Challenge: Read the material below and tally how many lines hold the word "that", giving the number and nothing else.

[Stored data]
** BEGIN **
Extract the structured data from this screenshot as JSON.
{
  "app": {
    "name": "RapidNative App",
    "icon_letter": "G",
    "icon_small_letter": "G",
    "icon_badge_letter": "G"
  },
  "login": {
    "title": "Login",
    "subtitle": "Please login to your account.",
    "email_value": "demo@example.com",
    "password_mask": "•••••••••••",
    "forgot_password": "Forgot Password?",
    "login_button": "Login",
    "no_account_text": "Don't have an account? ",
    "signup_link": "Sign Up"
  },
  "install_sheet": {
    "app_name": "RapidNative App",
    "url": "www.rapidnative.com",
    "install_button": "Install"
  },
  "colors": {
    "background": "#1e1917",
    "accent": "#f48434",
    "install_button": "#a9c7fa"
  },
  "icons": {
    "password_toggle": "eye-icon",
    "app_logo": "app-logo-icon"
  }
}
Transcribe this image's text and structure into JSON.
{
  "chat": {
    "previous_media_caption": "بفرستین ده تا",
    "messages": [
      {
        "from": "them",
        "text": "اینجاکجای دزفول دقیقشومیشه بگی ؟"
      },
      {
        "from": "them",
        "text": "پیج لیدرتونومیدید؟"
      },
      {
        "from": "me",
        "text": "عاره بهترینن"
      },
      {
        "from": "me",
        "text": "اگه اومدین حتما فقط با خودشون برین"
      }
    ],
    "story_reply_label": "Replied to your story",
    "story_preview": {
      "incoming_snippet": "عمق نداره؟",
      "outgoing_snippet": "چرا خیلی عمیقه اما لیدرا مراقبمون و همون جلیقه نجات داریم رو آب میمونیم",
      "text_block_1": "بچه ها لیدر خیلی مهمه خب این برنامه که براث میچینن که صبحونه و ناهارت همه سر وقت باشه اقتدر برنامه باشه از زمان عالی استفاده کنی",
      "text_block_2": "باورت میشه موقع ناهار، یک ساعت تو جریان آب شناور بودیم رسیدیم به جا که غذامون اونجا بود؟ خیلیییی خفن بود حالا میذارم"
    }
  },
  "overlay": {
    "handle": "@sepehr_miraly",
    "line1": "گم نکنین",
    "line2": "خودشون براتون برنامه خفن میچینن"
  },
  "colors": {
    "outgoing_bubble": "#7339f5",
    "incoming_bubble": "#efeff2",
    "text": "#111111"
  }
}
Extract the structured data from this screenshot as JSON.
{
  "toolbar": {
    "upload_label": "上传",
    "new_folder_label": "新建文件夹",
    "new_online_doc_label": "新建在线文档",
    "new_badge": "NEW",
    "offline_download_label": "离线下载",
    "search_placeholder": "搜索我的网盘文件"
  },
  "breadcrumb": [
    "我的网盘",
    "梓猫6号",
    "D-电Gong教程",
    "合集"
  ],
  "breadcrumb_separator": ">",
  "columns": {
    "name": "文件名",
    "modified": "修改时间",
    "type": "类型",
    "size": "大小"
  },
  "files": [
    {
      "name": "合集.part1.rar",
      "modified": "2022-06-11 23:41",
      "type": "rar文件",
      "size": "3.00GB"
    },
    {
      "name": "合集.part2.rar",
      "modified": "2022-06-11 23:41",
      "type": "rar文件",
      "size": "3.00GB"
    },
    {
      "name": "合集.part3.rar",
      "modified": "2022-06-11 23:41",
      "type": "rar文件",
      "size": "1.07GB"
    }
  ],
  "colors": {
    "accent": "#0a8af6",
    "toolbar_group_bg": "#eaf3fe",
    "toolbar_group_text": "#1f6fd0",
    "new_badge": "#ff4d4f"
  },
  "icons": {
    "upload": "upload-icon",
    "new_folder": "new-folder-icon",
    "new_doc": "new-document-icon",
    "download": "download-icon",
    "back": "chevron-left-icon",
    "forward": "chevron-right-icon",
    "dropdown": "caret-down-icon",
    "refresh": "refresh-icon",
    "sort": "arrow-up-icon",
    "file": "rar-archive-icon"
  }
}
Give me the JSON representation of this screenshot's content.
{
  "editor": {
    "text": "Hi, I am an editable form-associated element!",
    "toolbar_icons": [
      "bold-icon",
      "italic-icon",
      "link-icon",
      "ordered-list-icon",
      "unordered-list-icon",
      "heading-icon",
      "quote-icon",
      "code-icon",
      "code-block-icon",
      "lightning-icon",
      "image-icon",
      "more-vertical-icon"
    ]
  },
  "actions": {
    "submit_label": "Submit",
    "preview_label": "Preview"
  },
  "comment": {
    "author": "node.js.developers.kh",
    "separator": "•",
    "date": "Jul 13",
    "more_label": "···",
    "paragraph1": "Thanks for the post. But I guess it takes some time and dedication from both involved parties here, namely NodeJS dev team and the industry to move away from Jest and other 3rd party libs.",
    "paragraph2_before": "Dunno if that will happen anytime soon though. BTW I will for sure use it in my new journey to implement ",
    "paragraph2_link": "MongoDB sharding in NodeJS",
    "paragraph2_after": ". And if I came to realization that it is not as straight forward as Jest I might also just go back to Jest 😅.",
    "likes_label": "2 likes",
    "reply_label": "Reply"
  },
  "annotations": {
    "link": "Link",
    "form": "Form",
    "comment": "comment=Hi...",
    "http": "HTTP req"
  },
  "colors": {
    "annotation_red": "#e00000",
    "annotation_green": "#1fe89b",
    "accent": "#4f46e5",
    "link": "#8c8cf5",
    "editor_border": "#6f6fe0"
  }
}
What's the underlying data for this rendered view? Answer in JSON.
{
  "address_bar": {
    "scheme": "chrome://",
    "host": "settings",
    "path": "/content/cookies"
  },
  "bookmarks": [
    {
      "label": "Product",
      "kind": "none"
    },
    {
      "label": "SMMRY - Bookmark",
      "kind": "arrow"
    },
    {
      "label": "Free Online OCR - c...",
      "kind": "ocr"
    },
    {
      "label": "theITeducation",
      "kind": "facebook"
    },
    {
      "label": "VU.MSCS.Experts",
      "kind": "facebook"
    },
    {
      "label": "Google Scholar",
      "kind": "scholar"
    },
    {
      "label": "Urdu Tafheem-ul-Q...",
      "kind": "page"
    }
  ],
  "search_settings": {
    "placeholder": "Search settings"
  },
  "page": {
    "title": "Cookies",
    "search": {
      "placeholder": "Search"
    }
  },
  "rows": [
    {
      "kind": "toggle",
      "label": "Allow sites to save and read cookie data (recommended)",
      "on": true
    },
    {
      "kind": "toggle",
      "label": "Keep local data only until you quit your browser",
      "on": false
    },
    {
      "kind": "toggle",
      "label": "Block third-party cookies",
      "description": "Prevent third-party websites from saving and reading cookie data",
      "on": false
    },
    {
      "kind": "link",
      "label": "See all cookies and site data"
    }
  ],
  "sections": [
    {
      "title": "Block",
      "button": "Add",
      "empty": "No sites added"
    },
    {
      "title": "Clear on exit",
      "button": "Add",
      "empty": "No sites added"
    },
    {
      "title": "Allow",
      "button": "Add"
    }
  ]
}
** END **
Task answer: 2